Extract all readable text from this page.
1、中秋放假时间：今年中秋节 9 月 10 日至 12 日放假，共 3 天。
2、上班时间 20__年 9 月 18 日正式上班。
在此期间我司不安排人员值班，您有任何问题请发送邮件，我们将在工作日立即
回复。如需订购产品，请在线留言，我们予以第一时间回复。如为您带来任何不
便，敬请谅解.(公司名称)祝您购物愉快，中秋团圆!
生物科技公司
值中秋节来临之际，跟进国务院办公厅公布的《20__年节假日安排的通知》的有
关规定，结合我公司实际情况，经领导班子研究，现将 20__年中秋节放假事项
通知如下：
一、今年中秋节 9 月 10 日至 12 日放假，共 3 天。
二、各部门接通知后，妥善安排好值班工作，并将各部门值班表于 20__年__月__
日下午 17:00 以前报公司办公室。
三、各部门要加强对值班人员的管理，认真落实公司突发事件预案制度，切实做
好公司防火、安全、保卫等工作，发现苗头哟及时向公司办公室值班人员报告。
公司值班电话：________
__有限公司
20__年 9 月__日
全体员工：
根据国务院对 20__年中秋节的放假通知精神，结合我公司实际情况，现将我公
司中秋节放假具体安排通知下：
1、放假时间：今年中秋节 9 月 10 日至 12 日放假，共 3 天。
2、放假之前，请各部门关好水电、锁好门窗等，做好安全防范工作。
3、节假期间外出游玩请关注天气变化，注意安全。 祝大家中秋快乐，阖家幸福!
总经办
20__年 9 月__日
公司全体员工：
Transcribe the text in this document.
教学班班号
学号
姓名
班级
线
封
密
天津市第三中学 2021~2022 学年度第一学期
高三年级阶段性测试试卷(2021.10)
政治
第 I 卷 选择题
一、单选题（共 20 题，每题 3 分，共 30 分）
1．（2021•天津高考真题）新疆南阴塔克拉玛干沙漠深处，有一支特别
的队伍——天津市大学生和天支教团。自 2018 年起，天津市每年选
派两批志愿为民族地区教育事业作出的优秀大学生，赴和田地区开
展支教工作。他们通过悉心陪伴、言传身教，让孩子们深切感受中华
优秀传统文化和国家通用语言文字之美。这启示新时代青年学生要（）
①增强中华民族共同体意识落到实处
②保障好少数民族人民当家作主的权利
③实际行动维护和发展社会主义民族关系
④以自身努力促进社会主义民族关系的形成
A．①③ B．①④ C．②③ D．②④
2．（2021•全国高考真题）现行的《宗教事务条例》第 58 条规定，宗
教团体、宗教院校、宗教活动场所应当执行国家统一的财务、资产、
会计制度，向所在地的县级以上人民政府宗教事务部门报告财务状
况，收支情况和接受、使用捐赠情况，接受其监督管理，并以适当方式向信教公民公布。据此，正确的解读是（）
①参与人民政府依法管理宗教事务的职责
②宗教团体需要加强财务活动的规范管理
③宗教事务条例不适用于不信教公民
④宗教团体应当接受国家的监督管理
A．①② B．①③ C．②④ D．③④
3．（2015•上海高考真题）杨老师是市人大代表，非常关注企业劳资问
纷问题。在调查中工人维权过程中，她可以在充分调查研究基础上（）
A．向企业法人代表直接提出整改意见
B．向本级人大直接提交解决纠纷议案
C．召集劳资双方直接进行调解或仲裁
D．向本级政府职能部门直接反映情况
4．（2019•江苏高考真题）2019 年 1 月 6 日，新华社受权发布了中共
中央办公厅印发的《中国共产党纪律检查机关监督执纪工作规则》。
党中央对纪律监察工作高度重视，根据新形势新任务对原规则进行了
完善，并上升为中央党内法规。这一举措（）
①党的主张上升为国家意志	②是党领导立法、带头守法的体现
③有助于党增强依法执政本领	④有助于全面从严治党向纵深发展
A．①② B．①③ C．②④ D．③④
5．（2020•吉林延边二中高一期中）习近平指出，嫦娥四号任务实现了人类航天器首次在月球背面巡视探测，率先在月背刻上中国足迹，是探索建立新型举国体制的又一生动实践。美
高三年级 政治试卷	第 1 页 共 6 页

════════════════════

#### [JOB]
From the "Transcribe the text in this document." line to the close of the listing, restate each line word for word.

#### [WRITTEN RESPONSE]
Transcribe the text in this document.
教学班班号
学号
姓名
班级
线
封
密
天津市第三中学 2021~2022 学年度第一学期
高三年级阶段性测试试卷(2021.10)
政治
第 I 卷 选择题
一、单选题（共 20 题，每题 3 分，共 30 分）
1．（2021•天津高考真题）新疆南阴塔克拉玛干沙漠深处，有一支特别
的队伍——天津市大学生和天支教团。自 2018 年起，天津市每年选
派两批志愿为民族地区教育事业作出的优秀大学生，赴和田地区开
展支教工作。他们通过悉心陪伴、言传身教，让孩子们深切感受中华
优秀传统文化和国家通用语言文字之美。这启示新时代青年学生要（）
①增强中华民族共同体意识落到实处
②保障好少数民族人民当家作主的权利
③实际行动维护和发展社会主义民族关系
④以自身努力促进社会主义民族关系的形成
A．①③ B．①④ C．②③ D．②④
2．（2021•全国高考真题）现行的《宗教事务条例》第 58 条规定，宗
教团体、宗教院校、宗教活动场所应当执行国家统一的财务、资产、
会计制度，向所在地的县级以上人民政府宗教事务部门报告财务状
况，收支情况和接受、使用捐赠情况，接受其监督管理，并以适当方式向信教公民公布。据此，正确的解读是（）
①参与人民政府依法管理宗教事务的职责
②宗教团体需要加强财务活动的规范管理
③宗教事务条例不适用于不信教公民
④宗教团体应当接受国家的监督管理
A．①② B．①③ C．②④ D．③④
3．（2015•上海高考真题）杨老师是市人大代表，非常关注企业劳资问
纷问题。在调查中工人维权过程中，她可以在充分调查研究基础上（）
A．向企业法人代表直接提出整改意见
B．向本级人大直接提交解决纠纷议案
C．召集劳资双方直接进行调解或仲裁
D．向本级政府职能部门直接反映情况
4．（2019•江苏高考真题）2019 年 1 月 6 日，新华社受权发布了中共
中央办公厅印发的《中国共产党纪律检查机关监督执纪工作规则》。
党中央对纪律监察工作高度重视，根据新形势新任务对原规则进行了
完善，并上升为中央党内法规。这一举措（）
①党的主张上升为国家意志	②是党领导立法、带头守法的体现
③有助于党增强依法执政本领	④有助于全面从严治党向纵深发展
A．①② B．①③ C．②④ D．③④
5．（2020•吉林延边二中高一期中）习近平指出，嫦娥四号任务实现了人类航天器首次在月球背面巡视探测，率先在月背刻上中国足迹，是探索建立新型举国体制的又一生动实践。美
高三年级 政治试卷	第 1 页 共 6 页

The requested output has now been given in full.